[Saved data entries]
--*--

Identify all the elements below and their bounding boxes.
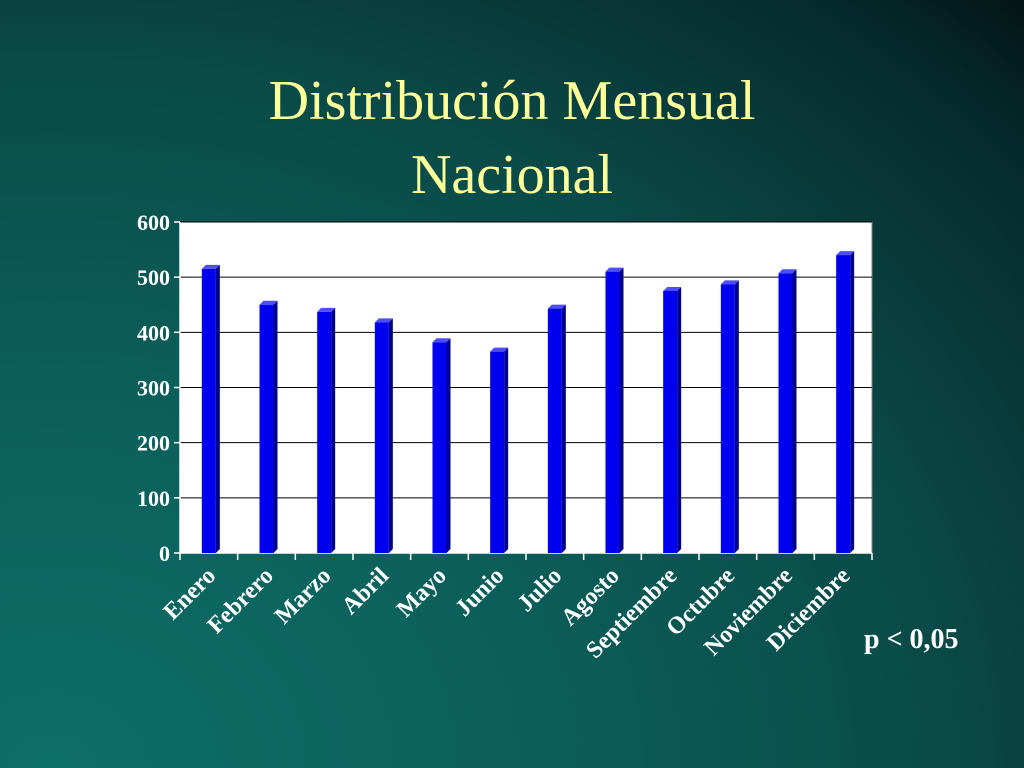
bar-top bbox=[201, 264, 220, 269]
bar-side bbox=[446, 338, 451, 553]
bar-top bbox=[836, 251, 855, 256]
bar bbox=[317, 311, 332, 553]
bar-top bbox=[720, 280, 739, 285]
y-tick-label: 600 bbox=[137, 210, 170, 235]
y-tick-label: 300 bbox=[137, 376, 170, 401]
bar-top bbox=[547, 304, 566, 309]
bar-side bbox=[273, 300, 278, 553]
bar-side bbox=[792, 269, 797, 553]
bar-side bbox=[561, 304, 566, 553]
bar-side bbox=[619, 267, 624, 553]
bar-side bbox=[331, 307, 336, 553]
bar-top bbox=[663, 286, 682, 291]
bar bbox=[605, 271, 620, 553]
bar bbox=[490, 351, 505, 553]
bar-side bbox=[504, 347, 509, 553]
bar bbox=[663, 290, 678, 553]
star-icon bbox=[669, 224, 707, 268]
bar bbox=[259, 304, 274, 553]
bar bbox=[201, 268, 216, 553]
y-tick-label: 500 bbox=[137, 265, 170, 290]
chart-title-line-2: Nacional bbox=[410, 143, 614, 206]
bar-side bbox=[850, 251, 855, 553]
bar-side bbox=[734, 280, 739, 553]
y-tick-label: 200 bbox=[137, 431, 170, 456]
y-tick-label: 100 bbox=[137, 486, 170, 511]
y-tick-label: 0 bbox=[159, 541, 170, 566]
bar-top bbox=[259, 300, 278, 305]
bar bbox=[836, 255, 851, 553]
bar-side bbox=[388, 318, 393, 553]
x-category-label: Marzo bbox=[270, 563, 336, 629]
bar bbox=[547, 308, 562, 553]
chart-title-line-1: Distribución Mensual bbox=[268, 70, 756, 132]
bar bbox=[778, 273, 793, 553]
bar-top bbox=[778, 269, 797, 274]
x-category-label: Junio bbox=[450, 563, 509, 622]
bar-top bbox=[432, 338, 451, 343]
bar-side bbox=[677, 286, 682, 553]
bar-top bbox=[490, 347, 509, 352]
y-tick-label: 400 bbox=[137, 320, 170, 345]
x-category-label: Abril bbox=[337, 563, 394, 620]
significance-annotation: p < 0,05 bbox=[864, 624, 959, 655]
bar bbox=[374, 322, 389, 553]
bar-top bbox=[605, 267, 624, 272]
bar-top bbox=[317, 307, 336, 312]
chart-title: Distribución Mensual Nacional bbox=[0, 65, 1024, 213]
bar bbox=[720, 284, 735, 553]
bar bbox=[432, 342, 447, 553]
bar-side bbox=[215, 264, 220, 553]
x-category-label: Mayo bbox=[392, 563, 452, 623]
bar-top bbox=[374, 318, 393, 323]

--*--

● Task brief
Format the lines of the data above as a JSON list of strings, one string per line, covering only the stretch from the line containing "bar-top bbox=[201, 264, 220, 269]" through the line containing "bar-top bbox=[663, 286, 682, 291]", both included.

● Response below
[
  "bar-top bbox=[201, 264, 220, 269]",
  "bar-side bbox=[446, 338, 451, 553]",
  "bar-top bbox=[836, 251, 855, 256]",
  "bar bbox=[317, 311, 332, 553]",
  "bar-top bbox=[720, 280, 739, 285]",
  "y-tick-label: 600 bbox=[137, 210, 170, 235]",
  "y-tick-label: 300 bbox=[137, 376, 170, 401]",
  "bar-top bbox=[547, 304, 566, 309]",
  "bar-side bbox=[273, 300, 278, 553]",
  "bar-side bbox=[792, 269, 797, 553]",
  "bar-side bbox=[561, 304, 566, 553]",
  "bar-side bbox=[619, 267, 624, 553]",
  "bar-side bbox=[331, 307, 336, 553]",
  "bar-top bbox=[663, 286, 682, 291]"
]